● Required tasks:
1 > In the paper abstracts, rewrite the part that opens with the words containing "(Recorded) Verifying Global" and closes with "for DNN verification.", putting "Reluplex" in place of "Marabou".
2 > Answer these questions from the paper abstracts:
(a) The neural network verification technique is implemented on top of what tool?
(b) What percentage of programs did AutoSpec verify through automatic specification synthesis?
(c) In what real-world project was AutoSpec applied to verify programs?
3 > Summarize the paper abstracts in two sentences.

Exercise passage Start Marker

(Recorded) Verifying Global Two-Safety Properties in Neural Networks with Confidence
ABSTRACT. We present the first automated verification technique for confidence-based 2-safety properties, such as global robustness and global fairness, in deep neural networks (DNNs). Our approach combines self-composition to leverage existing reachability analysis techniques and a novel abstraction of the softmax function, which is amenable to automated verification. We characterize and prove the soundness of our static analysis technique. Furthermore, we implement it on top of Marabou, a state-of-the-art safety analysis tool for neural networks, conducting a performance evaluation on several publicly available benchmarks for DNN verification.
(Recorded) Enchanting Program Specification Synthesis by Large Language Models using Static Analysis and Program Verification
ABSTRACT. Formal verification provides a rigorous and systematic approach to ensure the correctness and reliability of software systems. Yet, constructing specifications for the full proof relies on domain expertise and non-trivial manpower. In view of such needs, an automated approach for specification synthesis is desired. While existing automated approaches are limited in their versatility, i.e., they either focus only on synthesizing loop invariants for numerical programs, or are tailored for specific types of programs or invariants. Programs involving multiple complicated data types (e.g., arrays, pointers) and code structures (e.g., nested loops, function calls) are often beyond their capabilities. To help bridge this gap, we present AutoSpec, an automated approach to synthesize specifications for automated program verification. It overcomes the shortcomings of existing work in specification versatility, synthesizing satisfiable and adequate specifications for full proof. It is driven by static analysis and program verification, and is empowered by large language models (LLMs). AutoSpec addresses the practical challenges in three ways: (1) driving \name by static analysis and program verification, LLMs serve as generators to generate candidate specifications, (2) programs are decomposed to direct the attention of LLMs, and (3) candidate specifications are validated in each round to avoid error accumulation during the interaction with LLMs. In this way, AutoSpec can incrementally and iteratively generate satisfiable and adequate specifications. The evaluation shows its effectiveness and usefulness, as it outperforms existing works by successfully verifying 79% of programs through automatic specification synthesis, a significant improvement of 1.592x. It can also be successfully applied to verify the programs in a real-world X509-parser project.

Exercise passage End Marker
Given records Start Marker

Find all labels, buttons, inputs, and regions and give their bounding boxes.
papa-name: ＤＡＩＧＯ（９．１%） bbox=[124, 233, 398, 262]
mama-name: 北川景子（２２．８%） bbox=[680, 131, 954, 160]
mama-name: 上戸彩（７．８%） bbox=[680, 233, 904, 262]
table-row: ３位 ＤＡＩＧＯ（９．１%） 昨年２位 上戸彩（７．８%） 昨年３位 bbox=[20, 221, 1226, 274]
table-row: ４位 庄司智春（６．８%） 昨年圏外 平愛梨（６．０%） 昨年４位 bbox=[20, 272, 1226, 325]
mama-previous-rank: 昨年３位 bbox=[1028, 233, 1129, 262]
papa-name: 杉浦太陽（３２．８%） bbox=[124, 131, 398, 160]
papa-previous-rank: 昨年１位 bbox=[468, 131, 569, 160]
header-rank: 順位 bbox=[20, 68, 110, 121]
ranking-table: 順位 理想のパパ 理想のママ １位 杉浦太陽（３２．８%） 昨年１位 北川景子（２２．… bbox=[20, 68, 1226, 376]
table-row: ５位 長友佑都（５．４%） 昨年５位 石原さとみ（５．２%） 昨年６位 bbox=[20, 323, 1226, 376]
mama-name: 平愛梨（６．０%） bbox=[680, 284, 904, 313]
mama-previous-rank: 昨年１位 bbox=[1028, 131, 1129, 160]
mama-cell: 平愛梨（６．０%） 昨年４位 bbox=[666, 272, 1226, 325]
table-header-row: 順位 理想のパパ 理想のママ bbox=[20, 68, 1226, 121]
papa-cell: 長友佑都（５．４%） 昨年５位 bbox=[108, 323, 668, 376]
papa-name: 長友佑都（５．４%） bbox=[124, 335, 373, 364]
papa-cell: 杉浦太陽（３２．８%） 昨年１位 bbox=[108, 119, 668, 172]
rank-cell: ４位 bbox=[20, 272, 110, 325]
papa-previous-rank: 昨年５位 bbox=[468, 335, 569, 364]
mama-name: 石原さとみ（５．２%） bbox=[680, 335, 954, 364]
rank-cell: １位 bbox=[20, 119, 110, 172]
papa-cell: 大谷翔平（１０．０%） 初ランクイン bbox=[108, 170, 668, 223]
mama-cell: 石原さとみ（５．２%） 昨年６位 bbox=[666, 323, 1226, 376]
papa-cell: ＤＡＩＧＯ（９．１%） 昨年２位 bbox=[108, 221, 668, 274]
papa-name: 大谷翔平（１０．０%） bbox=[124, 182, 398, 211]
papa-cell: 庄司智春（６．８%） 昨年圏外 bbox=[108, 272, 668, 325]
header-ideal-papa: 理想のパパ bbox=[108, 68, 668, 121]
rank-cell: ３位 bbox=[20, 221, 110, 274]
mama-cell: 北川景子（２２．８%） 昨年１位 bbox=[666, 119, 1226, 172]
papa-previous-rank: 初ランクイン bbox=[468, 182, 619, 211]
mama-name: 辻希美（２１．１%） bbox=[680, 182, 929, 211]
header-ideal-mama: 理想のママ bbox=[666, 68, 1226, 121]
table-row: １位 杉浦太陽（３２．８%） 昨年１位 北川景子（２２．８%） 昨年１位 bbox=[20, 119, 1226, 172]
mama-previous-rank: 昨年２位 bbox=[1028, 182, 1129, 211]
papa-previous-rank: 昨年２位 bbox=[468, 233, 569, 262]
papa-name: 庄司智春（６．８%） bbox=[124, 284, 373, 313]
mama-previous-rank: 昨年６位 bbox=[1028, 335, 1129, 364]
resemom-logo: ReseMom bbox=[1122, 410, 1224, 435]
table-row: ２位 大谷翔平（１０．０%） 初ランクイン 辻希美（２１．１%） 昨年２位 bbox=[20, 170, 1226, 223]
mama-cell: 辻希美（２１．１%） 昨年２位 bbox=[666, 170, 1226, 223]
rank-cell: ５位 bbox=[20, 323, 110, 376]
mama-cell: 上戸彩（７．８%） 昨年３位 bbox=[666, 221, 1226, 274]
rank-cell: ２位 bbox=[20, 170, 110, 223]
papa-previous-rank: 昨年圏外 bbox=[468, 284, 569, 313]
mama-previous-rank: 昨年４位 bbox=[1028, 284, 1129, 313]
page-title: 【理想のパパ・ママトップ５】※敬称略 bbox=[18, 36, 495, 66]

Given records End Marker

● List of answers:
1 >
(Recorded) Verifying Global Two-Safety Properties in Neural Networks with Confidence
ABSTRACT. We present the first automated verification technique for confidence-based 2-safety properties, such as global robustness and global fairness, in deep neural networks (DNNs). Our approach combines self-composition to leverage existing reachability analysis techniques and a novel abstraction of the softmax function, which is amenable to automated verification. We characterize and prove the soundness of our static analysis technique. Furthermore, we implement it on top of Reluplex, a state-of-the-art safety analysis tool for neural networks, conducting a performance evaluation on several publicly available benchmarks for DNN verification.

2 >
(a) Marabou
(b) 79%
(c) An X509-parser project

3 > The first abstract presents an automated technique for verifying confidence-based 2-safety properties, such as global robustness and global fairness, in deep neural networks; it combines self-composition with a novel abstraction of the softmax function and is implemented on top of Marabou. The second presents AutoSpec, an approach driven by static analysis and program verification and empowered by large language models, which synthesizes specifications for automated program verification and outperforms existing works by verifying 79% of programs.